**Stated goal A:** Rewrite the racing stats notebook from "return hash_object.hexdigest()" up to and including "race_comments = self.get_right_runner_config(runner_info)", putting "payout_dict" wherever "winnings_dict" appears.

**Document excerpt:**
## Daily racing stats scraping notebook
***

In [1]:
import pandas as pd
import numpy as np
import requests

from bs4 import BeautifulSoup

from selenium import webdriver 
from selenium.webdriver.common.by import By 
from selenium.webdriver.support.ui import WebDriverWait 
from selenium.webdriver.support import expected_conditions as EC 
from selenium.common.exceptions import TimeoutException
from selenium.webdriver.common.keys import Keys
from selenium.webdriver.common.by import By
from selenium import webdriver
from selenium.webdriver.chrome.options import Options
from webdriver_manager.chrome import ChromeDriverManager

from currency_converter import CurrencyConverter

import json 
import hashlib
from typing import List

import time
import random
import decimal

In [22]:
race_cols = [
    "date",
    "track", 
    "race_name", 
    "race_age_group", 
    "race_class", 
    "distance", 
    "going", 
    "runners", 
    "track_type", 
    "race_type",
    "off_time", 
    "winning_time",
    "prize_money_json", 
    "purse"
]

horse_cols = [
    "date",
    "race_name",
    "track",
    "horse_id",  
    "horse_name",
    "horse_age",
    "horse_sex",  
    "dam", 
    "sire", 
    "owner", 
    "trainer", 
    "jockey", 
    "weight", 
    "sp",
    "position", 
    "beaten_by", 
    "winnings", 
    "stall_number", 
    "race_comments",
    "estimated_running_time"
]

In [75]:
race_df = pd.DataFrame(columns=race_cols)
horse_df = pd.DataFrame(columns=horse_cols)

In [152]:
runner.text.split('\n')

['2nd',
 'nk',
 '7',
 '(7)',
 'Tio Mio',
 '39-5',
 '1/1f',
 'T: D LoughnaneJ: Cieren Fallon',
 'Slightly worse than midfield, pushed and took closer order before 2f out, ridden and joined leader inside final furlong, edged out close home op 10/11',
 'My Stable',
 'My Stable']

In [120]:
class Horse:
    def __init__(self, browser, race_name, winnings_json, race_type):
        self.browser = browser 
        self.race_name = race_name
        self.winnings_json = winnings_json
        self.race_type = race_type
        
    def get_horse_id(self):
        hash_object = hashlib.md5(self.horse_name.encode())
        return hash_object.hexdigest()
    
    def get_horse_winnings(self):
        winnings_dict = json.loads(self.winnings_json)
        if str(self.position) in winnings_dict.keys(): 
            return winnings_dict[str(self.position)]
        else:
            return 0
        
    def get_runner_info(self, runner_info):
        """ 
        gets information for selected horse in the race
        """
        position, beaten_by, stall_number, horse_number, horse_name, age_weight, sp, trainer_jockey, race_comments = self.get_right_runner_config(runner_info)
            
        if (len(age_weight) <= 6) & (age_weight[2] not in ['7', '8', '9']):
            weight = age_weight[1:]
            age = age_weight[0]
        else:
            age = age_weight[0:2]
            weight = age_weight[2:]
            
        tj_split = trainer_jockey.split('J: ')
        
        self.browser.current_url.split('/')

**Material supplied:**
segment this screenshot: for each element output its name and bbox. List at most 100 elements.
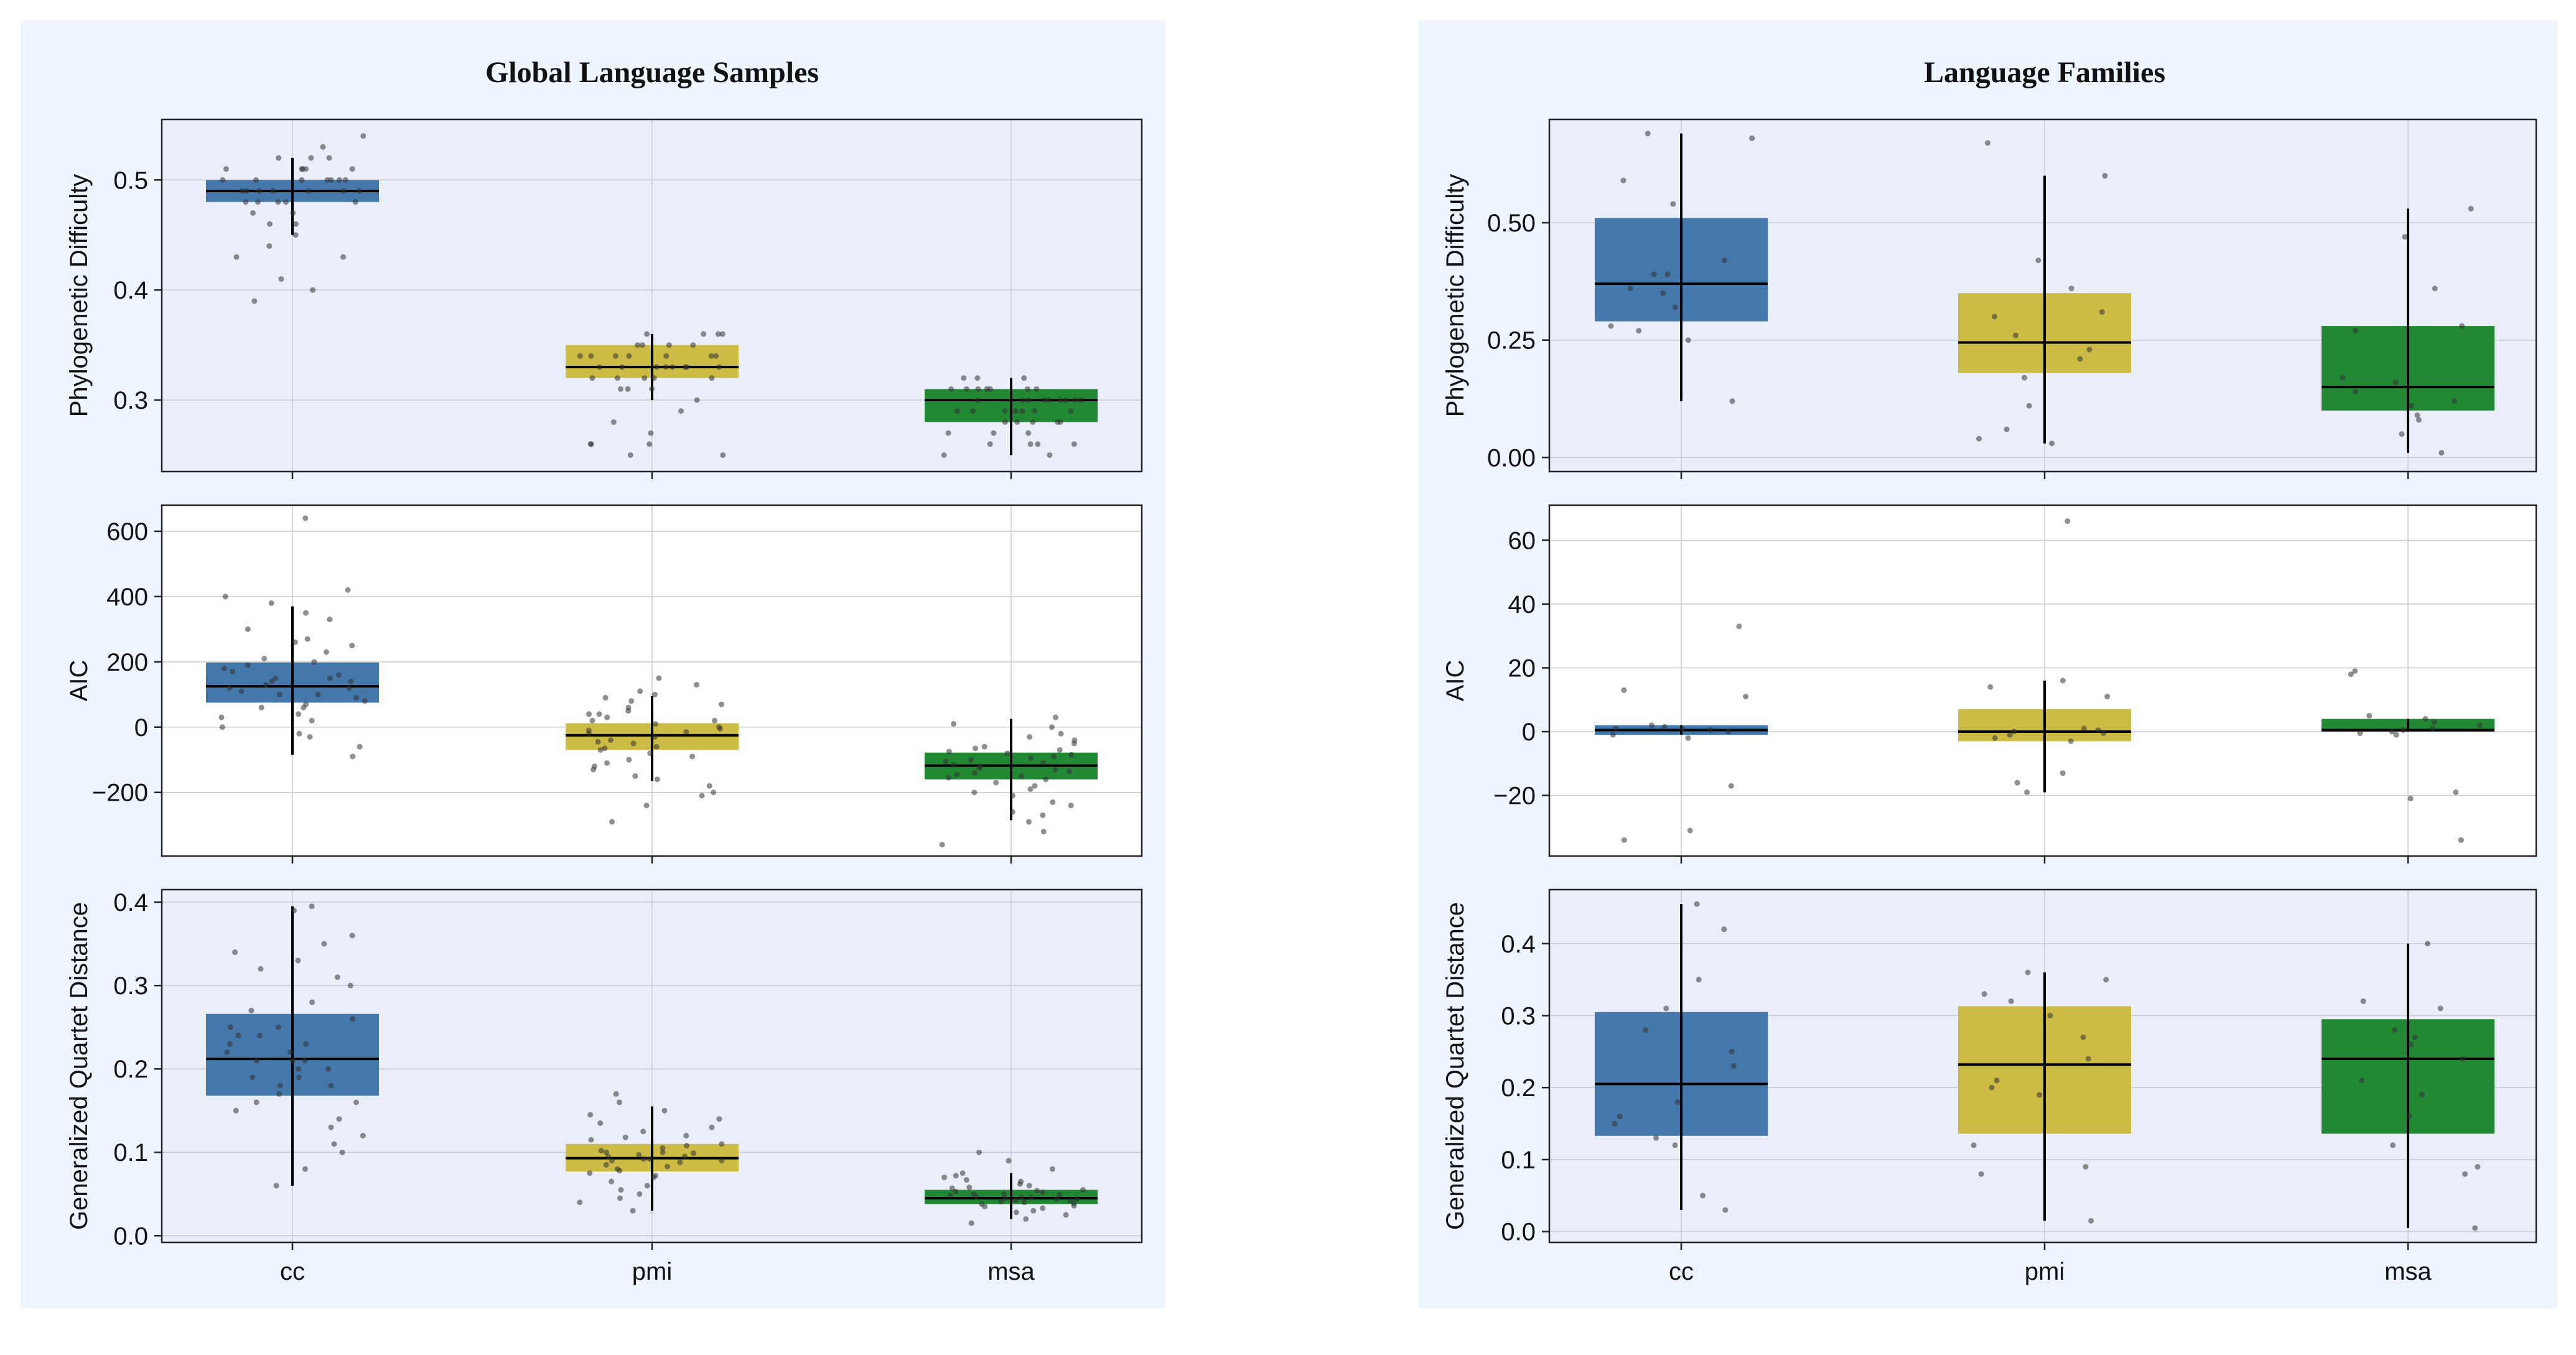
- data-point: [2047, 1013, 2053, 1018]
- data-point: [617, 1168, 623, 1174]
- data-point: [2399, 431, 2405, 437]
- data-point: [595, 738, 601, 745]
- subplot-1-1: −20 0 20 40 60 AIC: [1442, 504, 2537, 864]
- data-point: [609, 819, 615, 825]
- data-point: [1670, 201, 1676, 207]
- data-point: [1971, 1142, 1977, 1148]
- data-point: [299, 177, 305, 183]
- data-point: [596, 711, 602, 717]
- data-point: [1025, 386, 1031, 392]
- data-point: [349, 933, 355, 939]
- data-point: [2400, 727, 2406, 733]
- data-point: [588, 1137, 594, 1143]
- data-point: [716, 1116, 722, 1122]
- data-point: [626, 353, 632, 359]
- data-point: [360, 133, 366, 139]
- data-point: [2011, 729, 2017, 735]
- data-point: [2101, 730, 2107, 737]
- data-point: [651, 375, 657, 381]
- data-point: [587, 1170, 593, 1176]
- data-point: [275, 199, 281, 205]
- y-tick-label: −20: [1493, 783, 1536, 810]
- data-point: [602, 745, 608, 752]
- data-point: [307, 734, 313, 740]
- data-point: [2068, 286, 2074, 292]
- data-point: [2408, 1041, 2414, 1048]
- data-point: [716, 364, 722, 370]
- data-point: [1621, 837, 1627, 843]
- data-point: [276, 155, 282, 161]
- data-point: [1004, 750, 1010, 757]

**Stated goal B:** Print the lines of the listing from the line with "- data-point: [2047, 1013, 2053, 1018]" up to and including the line with "- data-point: [587, 1170, 593, 1176]", unchanged.

**Complete answer A:**
return hash_object.hexdigest()
    
    def get_horse_winnings(self):
        payout_dict = json.loads(self.winnings_json)
        if str(self.position) in payout_dict.keys(): 
            return payout_dict[str(self.position)]
        else:
            return 0
        
    def get_runner_info(self, runner_info):
        """ 
        gets information for selected horse in the race
        """
        position, beaten_by, stall_number, horse_number, horse_name, age_weight, sp, trainer_jockey, race_comments = self.get_right_runner_config(runner_info)

**Complete answer B:**
- data-point: [2047, 1013, 2053, 1018]
- data-point: [617, 1168, 623, 1174]
- data-point: [2399, 431, 2405, 437]
- data-point: [595, 738, 601, 745]
- subplot-1-1: −20 0 20 40 60 AIC: [1442, 504, 2537, 864]
- data-point: [609, 819, 615, 825]
- data-point: [1670, 201, 1676, 207]
- data-point: [1971, 1142, 1977, 1148]
- data-point: [299, 177, 305, 183]
- data-point: [596, 711, 602, 717]
- data-point: [1025, 386, 1031, 392]
- data-point: [349, 933, 355, 939]
- data-point: [2400, 727, 2406, 733]
- data-point: [588, 1137, 594, 1143]
- data-point: [716, 1116, 722, 1122]
- data-point: [626, 353, 632, 359]
- data-point: [360, 133, 366, 139]
- data-point: [2011, 729, 2017, 735]
- data-point: [2101, 730, 2107, 737]
- data-point: [651, 375, 657, 381]
- data-point: [587, 1170, 593, 1176]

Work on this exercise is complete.